The problem:
Copy out everything in the records from the line containing "309, 401, 317]" down to the line containing "309, 639, 317]", keeping both of those lines.

-- START Records for the exercise --

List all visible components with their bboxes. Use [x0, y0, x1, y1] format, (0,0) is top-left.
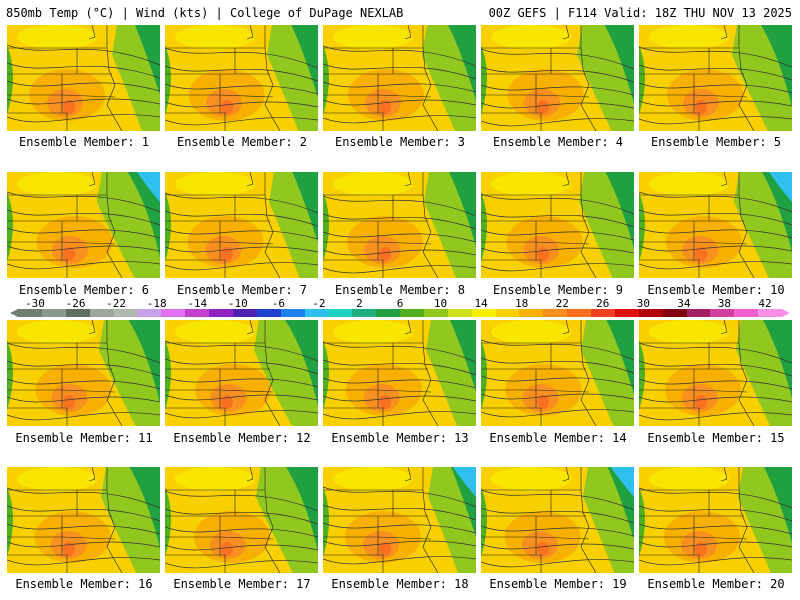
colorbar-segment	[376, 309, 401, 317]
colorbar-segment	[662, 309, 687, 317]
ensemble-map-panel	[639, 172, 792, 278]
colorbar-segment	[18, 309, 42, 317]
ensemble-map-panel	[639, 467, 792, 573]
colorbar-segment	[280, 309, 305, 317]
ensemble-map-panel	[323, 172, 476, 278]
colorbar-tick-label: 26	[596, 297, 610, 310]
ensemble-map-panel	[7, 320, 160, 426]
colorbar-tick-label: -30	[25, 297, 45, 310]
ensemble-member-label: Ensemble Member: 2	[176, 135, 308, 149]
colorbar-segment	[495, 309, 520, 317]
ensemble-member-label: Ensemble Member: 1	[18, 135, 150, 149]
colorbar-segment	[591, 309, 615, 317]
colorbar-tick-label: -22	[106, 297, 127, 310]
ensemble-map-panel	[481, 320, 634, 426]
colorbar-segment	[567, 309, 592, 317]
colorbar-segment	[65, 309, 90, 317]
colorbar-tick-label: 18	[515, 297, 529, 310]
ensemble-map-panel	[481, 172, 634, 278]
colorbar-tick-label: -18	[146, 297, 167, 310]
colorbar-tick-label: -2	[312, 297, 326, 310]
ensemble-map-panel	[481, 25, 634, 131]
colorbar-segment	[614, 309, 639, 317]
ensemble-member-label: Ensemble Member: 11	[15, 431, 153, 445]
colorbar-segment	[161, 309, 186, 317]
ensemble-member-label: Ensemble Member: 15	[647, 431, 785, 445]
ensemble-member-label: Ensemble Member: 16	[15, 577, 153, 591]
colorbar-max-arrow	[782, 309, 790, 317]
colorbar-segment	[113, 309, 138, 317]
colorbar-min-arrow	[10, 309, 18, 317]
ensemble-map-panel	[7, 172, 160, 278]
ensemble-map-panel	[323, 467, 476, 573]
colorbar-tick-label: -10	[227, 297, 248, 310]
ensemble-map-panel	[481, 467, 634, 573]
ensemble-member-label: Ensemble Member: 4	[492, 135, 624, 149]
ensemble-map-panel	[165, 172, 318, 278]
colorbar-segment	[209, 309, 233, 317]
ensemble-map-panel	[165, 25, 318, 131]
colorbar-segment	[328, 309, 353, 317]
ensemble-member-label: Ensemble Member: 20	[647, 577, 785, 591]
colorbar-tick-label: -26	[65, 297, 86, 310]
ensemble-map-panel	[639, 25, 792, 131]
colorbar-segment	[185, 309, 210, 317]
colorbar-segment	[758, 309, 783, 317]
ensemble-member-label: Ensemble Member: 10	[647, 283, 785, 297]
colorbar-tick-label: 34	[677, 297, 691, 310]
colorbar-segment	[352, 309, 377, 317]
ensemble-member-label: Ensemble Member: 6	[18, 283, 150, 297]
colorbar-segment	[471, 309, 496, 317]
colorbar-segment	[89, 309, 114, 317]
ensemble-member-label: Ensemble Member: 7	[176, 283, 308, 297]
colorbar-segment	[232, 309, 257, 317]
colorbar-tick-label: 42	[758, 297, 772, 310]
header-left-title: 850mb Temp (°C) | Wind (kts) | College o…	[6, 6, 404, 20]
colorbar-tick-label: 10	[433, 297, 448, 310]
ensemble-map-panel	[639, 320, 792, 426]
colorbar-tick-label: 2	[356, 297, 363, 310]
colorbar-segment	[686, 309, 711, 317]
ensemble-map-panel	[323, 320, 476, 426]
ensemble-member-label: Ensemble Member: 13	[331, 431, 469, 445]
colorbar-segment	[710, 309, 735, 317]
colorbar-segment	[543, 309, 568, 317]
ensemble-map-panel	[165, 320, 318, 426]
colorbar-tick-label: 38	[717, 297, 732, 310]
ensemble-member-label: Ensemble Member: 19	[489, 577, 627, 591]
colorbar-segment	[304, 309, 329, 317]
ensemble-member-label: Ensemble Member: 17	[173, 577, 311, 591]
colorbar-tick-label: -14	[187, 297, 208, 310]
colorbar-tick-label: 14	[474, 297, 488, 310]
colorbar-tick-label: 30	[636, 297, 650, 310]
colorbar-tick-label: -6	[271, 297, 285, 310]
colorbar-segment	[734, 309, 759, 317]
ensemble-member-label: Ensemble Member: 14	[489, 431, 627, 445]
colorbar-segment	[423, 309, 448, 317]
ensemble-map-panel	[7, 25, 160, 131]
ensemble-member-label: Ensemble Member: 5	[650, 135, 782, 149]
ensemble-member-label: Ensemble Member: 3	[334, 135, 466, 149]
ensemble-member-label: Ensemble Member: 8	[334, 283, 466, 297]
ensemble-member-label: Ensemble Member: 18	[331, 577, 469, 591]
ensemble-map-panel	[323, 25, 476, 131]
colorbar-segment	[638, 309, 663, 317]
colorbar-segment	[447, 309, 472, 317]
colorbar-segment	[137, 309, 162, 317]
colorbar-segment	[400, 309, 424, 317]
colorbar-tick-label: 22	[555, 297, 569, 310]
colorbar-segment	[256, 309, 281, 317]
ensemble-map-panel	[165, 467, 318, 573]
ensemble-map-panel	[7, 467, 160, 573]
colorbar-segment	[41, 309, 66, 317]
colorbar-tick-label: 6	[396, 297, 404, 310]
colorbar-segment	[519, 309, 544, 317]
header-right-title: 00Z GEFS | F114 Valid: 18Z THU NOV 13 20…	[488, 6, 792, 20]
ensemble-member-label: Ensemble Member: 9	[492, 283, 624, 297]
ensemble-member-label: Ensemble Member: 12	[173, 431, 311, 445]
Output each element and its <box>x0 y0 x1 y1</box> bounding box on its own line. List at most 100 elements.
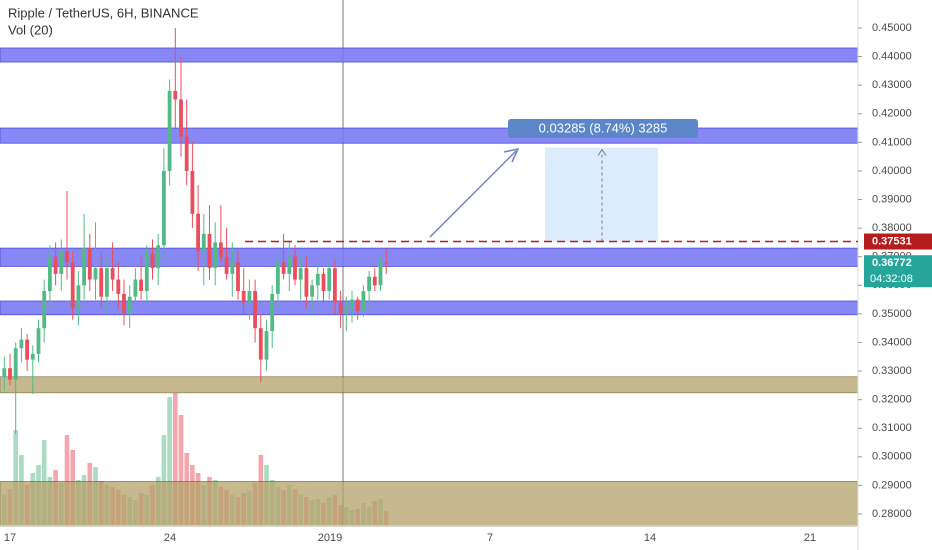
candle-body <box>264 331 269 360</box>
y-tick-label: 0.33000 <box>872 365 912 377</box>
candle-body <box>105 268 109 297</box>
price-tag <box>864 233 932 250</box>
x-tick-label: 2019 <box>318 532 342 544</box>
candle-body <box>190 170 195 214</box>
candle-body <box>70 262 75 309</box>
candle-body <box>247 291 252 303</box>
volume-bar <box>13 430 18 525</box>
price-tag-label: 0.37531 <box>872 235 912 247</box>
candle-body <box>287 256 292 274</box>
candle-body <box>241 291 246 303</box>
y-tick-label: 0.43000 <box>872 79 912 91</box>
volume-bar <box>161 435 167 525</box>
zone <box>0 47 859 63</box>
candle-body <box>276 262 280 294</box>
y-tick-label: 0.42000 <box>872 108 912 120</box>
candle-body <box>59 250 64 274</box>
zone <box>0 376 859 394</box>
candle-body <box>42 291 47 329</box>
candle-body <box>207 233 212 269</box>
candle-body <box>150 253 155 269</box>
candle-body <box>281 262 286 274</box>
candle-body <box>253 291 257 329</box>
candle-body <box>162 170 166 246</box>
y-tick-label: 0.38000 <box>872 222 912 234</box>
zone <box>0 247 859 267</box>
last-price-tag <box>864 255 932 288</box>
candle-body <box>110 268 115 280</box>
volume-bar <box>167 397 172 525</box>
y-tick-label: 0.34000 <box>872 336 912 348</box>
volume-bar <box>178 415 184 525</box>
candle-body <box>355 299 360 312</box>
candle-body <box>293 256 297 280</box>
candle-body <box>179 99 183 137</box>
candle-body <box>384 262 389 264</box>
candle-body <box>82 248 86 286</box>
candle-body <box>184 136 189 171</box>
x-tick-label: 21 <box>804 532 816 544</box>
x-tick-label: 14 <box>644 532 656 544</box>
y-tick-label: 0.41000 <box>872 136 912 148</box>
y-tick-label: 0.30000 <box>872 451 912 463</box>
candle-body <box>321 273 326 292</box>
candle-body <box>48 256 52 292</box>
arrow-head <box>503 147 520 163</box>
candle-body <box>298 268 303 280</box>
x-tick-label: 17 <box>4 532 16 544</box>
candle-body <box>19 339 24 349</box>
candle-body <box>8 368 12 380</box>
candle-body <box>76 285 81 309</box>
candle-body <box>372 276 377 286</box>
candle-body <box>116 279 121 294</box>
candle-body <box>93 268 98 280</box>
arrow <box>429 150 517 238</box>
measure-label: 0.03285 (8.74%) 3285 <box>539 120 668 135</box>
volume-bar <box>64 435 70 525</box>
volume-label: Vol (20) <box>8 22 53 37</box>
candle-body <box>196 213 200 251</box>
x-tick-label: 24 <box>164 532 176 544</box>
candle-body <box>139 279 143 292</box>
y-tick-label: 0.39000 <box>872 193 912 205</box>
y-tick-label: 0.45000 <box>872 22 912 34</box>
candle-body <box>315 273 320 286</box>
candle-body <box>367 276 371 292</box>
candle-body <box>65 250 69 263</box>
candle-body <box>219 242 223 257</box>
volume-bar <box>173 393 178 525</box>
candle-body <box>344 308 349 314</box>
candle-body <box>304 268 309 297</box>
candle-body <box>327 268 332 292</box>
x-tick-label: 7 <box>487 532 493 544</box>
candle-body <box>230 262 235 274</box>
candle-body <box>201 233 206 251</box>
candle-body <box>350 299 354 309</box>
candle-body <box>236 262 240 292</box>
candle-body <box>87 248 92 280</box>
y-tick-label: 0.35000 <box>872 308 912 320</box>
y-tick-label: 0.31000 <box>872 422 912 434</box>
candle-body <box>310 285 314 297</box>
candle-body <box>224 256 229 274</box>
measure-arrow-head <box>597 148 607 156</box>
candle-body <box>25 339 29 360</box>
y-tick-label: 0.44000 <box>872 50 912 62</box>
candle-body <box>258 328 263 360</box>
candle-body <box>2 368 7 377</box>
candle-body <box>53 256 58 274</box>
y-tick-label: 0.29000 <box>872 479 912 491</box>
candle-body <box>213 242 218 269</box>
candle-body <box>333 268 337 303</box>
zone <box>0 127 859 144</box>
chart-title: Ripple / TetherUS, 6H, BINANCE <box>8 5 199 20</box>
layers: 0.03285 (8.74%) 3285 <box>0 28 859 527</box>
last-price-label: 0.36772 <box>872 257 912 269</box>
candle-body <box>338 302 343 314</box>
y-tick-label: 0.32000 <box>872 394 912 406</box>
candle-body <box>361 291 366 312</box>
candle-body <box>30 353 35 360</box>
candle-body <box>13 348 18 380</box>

-- END Records for the exercise --
-- START Records for the exercise --

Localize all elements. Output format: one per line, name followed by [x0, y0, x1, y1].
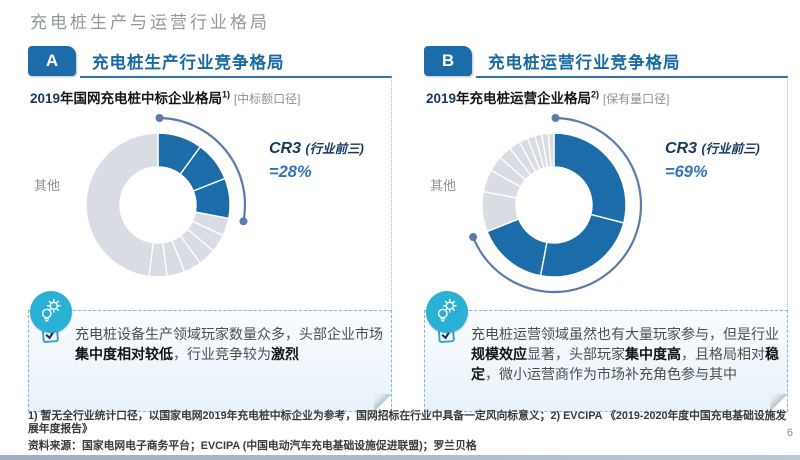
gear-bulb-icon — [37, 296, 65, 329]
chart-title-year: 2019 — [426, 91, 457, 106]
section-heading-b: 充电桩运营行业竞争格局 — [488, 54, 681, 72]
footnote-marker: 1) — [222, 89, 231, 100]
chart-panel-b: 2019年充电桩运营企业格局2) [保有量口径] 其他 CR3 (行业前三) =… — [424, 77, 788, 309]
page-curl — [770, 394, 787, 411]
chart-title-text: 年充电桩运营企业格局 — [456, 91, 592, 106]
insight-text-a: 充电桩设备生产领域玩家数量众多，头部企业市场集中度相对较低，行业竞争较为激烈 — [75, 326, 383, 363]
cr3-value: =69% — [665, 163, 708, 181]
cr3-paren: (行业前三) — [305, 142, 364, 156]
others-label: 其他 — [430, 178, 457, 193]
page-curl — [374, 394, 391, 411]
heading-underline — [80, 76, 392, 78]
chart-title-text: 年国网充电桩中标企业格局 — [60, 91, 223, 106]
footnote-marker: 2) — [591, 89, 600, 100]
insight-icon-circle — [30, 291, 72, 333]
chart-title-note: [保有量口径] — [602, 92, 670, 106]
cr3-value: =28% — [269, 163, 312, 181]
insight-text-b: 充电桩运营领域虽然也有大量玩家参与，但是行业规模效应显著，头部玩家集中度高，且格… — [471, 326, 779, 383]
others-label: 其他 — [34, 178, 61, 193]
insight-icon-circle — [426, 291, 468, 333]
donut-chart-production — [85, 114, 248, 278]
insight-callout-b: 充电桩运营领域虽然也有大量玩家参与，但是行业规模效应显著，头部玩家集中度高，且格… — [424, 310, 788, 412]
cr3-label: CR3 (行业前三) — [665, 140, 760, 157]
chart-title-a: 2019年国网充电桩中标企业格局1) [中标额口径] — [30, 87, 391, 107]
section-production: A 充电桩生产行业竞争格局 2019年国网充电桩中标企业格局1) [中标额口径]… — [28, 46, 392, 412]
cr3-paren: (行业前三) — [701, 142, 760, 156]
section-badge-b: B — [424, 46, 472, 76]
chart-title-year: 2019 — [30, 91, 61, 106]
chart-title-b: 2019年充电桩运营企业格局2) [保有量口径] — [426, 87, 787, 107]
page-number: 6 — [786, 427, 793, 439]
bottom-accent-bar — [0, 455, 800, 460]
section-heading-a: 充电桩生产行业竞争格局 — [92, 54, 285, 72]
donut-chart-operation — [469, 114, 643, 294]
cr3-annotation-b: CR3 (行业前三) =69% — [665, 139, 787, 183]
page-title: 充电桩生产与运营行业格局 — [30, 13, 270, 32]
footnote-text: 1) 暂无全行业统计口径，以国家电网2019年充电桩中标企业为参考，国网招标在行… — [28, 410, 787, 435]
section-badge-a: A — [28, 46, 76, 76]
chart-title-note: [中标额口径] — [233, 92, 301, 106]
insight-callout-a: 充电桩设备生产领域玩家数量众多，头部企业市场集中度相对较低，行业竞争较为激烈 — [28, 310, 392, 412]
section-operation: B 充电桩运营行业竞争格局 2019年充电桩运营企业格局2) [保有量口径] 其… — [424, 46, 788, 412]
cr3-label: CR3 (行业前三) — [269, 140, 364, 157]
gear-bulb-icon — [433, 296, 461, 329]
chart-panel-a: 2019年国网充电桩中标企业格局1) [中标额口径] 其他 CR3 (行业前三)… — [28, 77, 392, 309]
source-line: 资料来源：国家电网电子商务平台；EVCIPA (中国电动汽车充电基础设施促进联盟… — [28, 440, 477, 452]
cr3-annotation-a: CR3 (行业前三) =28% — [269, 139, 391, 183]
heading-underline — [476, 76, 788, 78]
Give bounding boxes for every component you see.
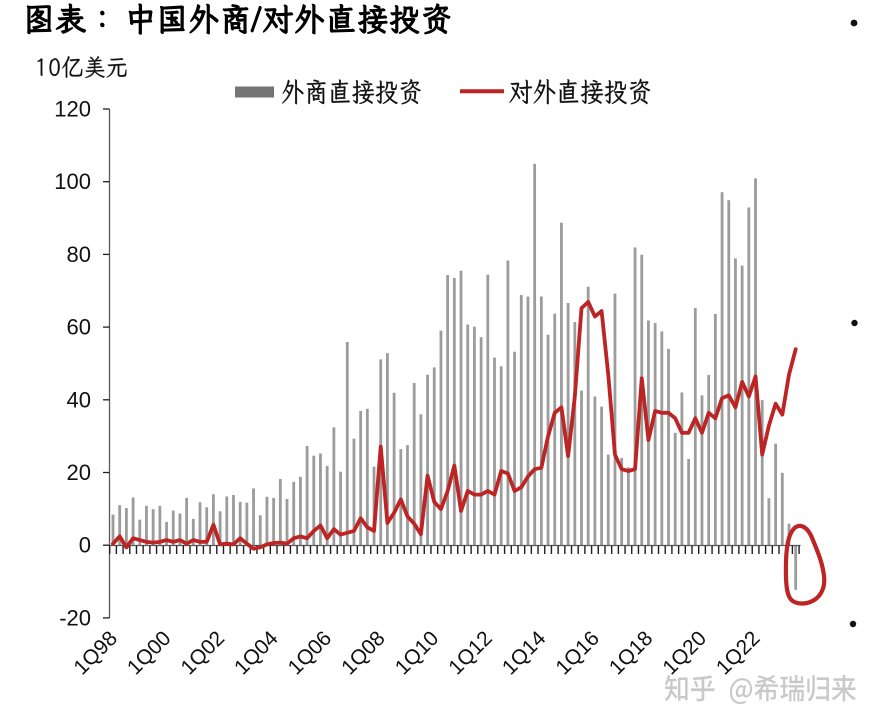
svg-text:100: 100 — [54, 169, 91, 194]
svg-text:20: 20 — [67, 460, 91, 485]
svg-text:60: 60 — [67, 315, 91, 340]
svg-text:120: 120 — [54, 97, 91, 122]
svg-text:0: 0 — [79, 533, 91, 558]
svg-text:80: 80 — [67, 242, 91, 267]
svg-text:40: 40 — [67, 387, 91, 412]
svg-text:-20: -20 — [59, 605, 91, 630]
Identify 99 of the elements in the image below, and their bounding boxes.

-- END Records for the exercise --

Solution to this problem:
colorbar-segment	[376, 309, 401, 317]
colorbar-segment	[662, 309, 687, 317]
ensemble-map-panel	[639, 172, 792, 278]
colorbar-segment	[18, 309, 42, 317]
ensemble-map-panel	[639, 467, 792, 573]
colorbar-segment	[280, 309, 305, 317]
ensemble-map-panel	[323, 172, 476, 278]
colorbar-tick-label: 26	[596, 297, 610, 310]
ensemble-map-panel	[7, 320, 160, 426]
colorbar-tick-label: -30	[25, 297, 45, 310]
ensemble-member-label: Ensemble Member: 2	[176, 135, 308, 149]
colorbar-segment	[495, 309, 520, 317]
ensemble-member-label: Ensemble Member: 1	[18, 135, 150, 149]
colorbar-segment	[591, 309, 615, 317]
colorbar-tick-label: -22	[106, 297, 127, 310]
ensemble-map-panel	[481, 320, 634, 426]
colorbar-segment	[567, 309, 592, 317]
colorbar-segment	[65, 309, 90, 317]
colorbar-tick-label: 18	[515, 297, 529, 310]
ensemble-map-panel	[481, 172, 634, 278]
colorbar-tick-label: -18	[146, 297, 167, 310]
colorbar-tick-label: -2	[312, 297, 326, 310]
ensemble-map-panel	[481, 25, 634, 131]
colorbar-segment	[614, 309, 639, 317]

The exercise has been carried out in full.